[RECORDS FOR PROCESSING start]

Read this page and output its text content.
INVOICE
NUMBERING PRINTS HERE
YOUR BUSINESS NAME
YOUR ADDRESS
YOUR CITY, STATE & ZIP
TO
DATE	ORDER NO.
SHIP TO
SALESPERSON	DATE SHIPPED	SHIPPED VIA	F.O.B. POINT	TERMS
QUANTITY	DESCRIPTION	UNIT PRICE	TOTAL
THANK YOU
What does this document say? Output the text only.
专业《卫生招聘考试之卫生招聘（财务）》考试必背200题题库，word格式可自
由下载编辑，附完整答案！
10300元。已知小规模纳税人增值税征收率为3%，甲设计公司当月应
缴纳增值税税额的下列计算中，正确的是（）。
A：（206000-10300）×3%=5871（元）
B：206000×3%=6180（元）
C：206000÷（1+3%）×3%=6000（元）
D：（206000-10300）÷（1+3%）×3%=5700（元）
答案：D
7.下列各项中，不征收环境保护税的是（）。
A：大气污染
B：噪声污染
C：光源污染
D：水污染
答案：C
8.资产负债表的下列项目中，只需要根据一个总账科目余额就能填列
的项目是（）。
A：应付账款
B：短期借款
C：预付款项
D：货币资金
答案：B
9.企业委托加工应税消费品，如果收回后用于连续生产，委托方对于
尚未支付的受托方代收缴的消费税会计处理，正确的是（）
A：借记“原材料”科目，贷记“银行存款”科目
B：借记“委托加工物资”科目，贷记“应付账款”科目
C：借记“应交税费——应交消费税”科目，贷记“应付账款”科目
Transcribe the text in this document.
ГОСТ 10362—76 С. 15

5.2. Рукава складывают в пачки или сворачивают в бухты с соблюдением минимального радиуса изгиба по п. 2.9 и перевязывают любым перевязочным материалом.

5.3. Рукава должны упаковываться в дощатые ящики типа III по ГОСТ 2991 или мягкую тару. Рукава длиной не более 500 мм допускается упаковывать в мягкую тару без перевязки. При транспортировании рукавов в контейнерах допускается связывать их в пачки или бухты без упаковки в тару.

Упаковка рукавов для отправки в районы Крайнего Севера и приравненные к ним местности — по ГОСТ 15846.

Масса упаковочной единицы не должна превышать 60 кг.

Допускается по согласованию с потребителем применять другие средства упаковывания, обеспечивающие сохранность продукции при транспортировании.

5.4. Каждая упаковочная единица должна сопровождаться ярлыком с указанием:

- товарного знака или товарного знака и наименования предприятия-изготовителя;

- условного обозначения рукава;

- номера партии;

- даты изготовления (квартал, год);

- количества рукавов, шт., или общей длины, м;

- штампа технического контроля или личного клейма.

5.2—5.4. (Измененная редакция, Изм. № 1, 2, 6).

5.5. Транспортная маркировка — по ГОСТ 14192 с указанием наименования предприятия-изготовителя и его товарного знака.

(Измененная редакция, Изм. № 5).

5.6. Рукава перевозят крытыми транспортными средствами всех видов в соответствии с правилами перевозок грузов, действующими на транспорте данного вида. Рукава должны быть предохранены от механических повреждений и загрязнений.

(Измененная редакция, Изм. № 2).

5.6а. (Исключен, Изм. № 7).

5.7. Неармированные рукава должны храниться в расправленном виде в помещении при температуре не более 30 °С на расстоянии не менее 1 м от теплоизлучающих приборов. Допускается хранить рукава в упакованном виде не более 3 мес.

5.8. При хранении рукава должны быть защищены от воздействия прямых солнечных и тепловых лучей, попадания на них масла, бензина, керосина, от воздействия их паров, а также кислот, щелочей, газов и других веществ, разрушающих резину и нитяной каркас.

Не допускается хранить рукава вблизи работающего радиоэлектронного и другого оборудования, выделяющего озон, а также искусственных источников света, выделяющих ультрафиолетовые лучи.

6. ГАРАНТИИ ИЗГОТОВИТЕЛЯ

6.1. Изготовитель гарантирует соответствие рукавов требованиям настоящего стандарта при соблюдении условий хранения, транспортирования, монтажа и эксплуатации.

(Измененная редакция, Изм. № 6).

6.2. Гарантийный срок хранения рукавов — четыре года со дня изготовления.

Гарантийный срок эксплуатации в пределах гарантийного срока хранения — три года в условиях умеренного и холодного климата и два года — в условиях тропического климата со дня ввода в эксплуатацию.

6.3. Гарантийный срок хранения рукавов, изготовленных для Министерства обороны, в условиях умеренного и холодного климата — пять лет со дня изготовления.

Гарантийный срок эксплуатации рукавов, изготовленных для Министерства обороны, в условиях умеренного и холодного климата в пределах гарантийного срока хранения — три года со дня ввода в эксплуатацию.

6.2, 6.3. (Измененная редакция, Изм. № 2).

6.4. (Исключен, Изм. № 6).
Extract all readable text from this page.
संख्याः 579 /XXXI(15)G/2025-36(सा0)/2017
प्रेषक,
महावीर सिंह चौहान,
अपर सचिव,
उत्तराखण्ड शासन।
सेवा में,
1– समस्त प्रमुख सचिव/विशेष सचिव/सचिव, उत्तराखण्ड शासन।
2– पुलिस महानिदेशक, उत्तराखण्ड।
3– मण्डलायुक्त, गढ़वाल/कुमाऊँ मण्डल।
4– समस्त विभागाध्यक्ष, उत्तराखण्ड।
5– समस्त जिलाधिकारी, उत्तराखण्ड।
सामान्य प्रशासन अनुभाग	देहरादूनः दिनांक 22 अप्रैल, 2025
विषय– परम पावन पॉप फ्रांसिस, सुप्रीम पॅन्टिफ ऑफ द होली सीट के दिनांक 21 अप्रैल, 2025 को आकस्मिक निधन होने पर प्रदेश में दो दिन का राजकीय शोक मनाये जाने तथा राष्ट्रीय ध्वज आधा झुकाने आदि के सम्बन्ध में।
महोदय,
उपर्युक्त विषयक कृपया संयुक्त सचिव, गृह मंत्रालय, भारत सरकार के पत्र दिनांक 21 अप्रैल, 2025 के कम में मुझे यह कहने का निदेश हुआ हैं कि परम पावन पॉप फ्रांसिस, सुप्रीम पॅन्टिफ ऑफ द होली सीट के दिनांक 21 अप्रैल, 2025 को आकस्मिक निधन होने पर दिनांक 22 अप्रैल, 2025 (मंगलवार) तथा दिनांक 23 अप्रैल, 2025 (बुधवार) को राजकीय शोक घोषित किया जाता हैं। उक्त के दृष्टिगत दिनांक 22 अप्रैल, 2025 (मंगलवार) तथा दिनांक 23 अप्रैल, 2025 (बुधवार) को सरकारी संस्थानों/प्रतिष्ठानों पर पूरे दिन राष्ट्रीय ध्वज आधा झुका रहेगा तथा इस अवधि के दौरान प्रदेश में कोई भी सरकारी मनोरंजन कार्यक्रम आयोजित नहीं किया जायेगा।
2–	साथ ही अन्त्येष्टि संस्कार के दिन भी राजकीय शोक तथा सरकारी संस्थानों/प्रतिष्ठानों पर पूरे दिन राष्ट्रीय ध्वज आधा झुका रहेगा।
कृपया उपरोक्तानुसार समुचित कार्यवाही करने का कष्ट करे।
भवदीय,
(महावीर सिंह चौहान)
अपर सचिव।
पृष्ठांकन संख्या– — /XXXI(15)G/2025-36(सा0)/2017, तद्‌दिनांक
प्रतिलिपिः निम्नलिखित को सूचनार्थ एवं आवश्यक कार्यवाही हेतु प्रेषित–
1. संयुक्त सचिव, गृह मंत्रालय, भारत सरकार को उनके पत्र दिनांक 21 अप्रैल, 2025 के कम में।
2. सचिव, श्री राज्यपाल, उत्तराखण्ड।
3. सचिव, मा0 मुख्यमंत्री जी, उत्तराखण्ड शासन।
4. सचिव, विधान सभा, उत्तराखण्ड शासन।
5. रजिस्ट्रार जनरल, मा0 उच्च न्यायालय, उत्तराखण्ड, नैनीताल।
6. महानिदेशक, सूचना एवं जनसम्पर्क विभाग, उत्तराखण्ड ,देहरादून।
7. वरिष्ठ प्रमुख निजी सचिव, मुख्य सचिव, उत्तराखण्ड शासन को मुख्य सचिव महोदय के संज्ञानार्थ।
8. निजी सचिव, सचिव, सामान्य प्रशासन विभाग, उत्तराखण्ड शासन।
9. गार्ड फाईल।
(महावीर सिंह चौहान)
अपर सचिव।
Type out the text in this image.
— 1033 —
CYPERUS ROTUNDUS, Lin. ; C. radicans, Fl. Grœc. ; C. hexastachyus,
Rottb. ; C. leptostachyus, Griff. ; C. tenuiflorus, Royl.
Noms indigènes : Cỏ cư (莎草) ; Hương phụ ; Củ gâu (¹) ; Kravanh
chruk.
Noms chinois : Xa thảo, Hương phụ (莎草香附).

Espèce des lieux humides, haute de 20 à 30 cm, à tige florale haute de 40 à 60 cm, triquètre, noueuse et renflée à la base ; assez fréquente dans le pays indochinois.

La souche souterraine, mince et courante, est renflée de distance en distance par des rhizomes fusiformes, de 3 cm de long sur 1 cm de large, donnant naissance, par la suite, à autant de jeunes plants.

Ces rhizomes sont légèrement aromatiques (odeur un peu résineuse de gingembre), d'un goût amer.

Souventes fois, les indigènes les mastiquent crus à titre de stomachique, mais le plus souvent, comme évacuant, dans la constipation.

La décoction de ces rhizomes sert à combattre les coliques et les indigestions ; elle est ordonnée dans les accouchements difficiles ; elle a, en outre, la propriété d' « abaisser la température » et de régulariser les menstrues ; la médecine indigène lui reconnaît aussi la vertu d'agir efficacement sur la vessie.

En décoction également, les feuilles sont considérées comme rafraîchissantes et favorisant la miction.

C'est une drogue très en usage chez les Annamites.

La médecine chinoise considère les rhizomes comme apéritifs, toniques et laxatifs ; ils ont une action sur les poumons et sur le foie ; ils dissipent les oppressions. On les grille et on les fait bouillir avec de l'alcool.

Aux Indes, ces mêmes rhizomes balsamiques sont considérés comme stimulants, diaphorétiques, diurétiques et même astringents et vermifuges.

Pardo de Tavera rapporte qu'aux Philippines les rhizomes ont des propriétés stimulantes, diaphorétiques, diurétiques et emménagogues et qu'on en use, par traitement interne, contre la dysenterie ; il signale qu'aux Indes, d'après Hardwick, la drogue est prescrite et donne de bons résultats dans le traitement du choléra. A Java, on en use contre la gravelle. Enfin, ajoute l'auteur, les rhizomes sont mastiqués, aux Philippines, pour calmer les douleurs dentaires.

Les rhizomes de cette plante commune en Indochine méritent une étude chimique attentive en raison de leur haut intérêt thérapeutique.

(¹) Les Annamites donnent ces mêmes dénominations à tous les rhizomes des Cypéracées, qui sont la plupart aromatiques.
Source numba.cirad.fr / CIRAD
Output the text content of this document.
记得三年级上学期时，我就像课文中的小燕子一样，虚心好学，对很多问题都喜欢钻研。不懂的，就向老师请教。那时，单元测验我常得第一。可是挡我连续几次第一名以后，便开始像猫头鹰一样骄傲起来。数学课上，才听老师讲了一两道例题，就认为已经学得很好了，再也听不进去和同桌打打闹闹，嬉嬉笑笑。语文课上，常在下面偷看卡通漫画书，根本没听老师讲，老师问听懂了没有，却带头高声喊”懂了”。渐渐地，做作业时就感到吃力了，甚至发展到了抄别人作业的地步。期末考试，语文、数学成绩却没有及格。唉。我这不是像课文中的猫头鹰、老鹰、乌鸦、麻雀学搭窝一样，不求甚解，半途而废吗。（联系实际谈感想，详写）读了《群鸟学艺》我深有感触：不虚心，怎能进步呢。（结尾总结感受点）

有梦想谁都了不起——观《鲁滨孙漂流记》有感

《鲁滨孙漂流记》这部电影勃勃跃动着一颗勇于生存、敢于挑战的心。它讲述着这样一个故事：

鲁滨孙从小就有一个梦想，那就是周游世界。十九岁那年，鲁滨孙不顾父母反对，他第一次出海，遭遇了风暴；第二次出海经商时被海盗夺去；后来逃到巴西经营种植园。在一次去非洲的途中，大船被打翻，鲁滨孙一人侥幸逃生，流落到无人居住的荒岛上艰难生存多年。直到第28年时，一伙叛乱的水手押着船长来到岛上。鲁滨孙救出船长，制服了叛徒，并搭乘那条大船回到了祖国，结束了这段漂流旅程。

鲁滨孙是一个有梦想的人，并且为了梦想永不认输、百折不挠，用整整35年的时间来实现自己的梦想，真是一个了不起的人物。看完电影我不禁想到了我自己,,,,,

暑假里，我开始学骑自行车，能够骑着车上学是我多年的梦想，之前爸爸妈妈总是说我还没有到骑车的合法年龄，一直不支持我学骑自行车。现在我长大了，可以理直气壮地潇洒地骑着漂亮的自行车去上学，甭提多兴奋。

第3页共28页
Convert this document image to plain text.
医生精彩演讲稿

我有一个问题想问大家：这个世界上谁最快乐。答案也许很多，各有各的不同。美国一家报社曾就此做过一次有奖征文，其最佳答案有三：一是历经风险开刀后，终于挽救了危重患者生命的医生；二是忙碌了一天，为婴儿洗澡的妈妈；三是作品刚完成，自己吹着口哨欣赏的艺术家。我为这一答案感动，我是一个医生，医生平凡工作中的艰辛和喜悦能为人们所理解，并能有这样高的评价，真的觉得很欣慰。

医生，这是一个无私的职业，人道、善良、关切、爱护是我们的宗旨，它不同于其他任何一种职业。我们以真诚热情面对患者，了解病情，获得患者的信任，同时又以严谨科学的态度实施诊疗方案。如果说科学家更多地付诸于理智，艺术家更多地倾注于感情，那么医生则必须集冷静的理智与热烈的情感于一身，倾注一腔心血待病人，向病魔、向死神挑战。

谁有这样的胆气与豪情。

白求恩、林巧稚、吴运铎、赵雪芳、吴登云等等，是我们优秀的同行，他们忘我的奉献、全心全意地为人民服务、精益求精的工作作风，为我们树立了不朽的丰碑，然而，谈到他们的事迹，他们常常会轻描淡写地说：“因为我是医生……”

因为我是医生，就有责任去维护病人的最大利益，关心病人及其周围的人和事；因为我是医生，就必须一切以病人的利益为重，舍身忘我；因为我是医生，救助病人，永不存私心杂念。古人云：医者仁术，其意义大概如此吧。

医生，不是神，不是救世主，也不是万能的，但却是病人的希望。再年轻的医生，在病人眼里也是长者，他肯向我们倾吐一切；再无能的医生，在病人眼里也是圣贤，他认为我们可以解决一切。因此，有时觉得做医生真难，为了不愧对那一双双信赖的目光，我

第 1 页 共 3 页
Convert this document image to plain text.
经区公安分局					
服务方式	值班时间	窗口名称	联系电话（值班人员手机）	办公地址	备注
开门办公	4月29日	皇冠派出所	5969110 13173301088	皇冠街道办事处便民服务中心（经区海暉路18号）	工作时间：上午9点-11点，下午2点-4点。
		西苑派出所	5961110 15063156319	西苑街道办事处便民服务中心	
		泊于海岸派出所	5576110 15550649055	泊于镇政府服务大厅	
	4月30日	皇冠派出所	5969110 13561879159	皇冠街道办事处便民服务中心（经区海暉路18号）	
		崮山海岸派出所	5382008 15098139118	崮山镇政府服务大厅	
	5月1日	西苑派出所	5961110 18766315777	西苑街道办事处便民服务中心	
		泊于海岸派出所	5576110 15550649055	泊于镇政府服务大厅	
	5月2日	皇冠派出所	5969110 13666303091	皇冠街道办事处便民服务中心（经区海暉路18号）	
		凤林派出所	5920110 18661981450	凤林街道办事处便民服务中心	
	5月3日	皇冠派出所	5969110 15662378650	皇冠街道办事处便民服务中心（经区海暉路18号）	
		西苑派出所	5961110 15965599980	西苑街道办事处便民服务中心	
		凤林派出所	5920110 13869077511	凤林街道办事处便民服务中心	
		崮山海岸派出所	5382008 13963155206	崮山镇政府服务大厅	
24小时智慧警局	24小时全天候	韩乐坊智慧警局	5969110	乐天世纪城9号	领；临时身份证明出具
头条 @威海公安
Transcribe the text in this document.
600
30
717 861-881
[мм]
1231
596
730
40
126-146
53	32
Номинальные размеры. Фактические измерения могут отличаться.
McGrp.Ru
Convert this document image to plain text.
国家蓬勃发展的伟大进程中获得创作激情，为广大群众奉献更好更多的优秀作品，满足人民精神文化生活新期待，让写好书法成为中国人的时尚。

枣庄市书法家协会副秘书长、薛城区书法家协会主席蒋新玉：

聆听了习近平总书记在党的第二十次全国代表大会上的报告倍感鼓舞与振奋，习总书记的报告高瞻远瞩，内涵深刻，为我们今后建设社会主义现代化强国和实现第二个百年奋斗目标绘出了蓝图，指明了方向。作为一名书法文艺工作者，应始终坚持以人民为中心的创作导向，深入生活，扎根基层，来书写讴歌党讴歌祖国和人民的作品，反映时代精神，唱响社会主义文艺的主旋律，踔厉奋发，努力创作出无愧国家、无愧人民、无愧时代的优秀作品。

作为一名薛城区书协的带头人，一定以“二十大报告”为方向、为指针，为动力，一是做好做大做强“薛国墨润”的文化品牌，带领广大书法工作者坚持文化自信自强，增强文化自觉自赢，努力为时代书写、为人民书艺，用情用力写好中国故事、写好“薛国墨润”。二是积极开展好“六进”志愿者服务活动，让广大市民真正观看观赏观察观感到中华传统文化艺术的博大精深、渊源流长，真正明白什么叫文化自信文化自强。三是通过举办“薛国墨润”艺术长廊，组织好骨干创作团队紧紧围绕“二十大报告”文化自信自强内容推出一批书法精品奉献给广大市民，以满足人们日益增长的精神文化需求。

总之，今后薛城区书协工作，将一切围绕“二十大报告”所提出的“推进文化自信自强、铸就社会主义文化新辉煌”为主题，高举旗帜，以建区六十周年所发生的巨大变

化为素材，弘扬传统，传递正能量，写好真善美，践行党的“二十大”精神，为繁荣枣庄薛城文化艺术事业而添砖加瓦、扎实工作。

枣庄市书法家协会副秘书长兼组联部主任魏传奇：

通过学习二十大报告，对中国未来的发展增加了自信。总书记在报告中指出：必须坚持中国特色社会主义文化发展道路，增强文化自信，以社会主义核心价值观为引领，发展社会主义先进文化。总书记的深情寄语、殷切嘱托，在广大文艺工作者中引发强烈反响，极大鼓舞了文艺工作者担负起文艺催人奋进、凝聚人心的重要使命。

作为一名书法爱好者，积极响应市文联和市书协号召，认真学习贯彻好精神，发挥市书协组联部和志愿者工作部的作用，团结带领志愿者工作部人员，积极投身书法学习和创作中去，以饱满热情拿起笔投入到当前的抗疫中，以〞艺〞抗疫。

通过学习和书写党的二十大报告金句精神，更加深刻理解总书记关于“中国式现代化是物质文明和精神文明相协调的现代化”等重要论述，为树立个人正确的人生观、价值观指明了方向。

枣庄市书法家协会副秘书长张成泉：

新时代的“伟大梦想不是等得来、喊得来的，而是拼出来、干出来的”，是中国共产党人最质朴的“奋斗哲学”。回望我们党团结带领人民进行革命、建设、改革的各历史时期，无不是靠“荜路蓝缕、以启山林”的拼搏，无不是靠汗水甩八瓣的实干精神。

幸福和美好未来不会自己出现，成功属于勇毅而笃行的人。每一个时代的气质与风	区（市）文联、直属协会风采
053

[RECORDS FOR PROCESSING end]

- WRITTEN REQUEST:
Where a line in the material above holds "renflée", copy that line.

- IN RESPONSE:
Espèce des lieux humides, haute de 20 à 30 cm, à tige florale haute de 40 à 60 cm, triquètre, noueuse et renflée à la base ; assez fréquente dans le pays indochinois.
La souche souterraine, mince et courante, est renflée de distance en distance par des rhizomes fusiformes, de 3 cm de long sur 1 cm de large, donnant naissance, par la suite, à autant de jeunes plants.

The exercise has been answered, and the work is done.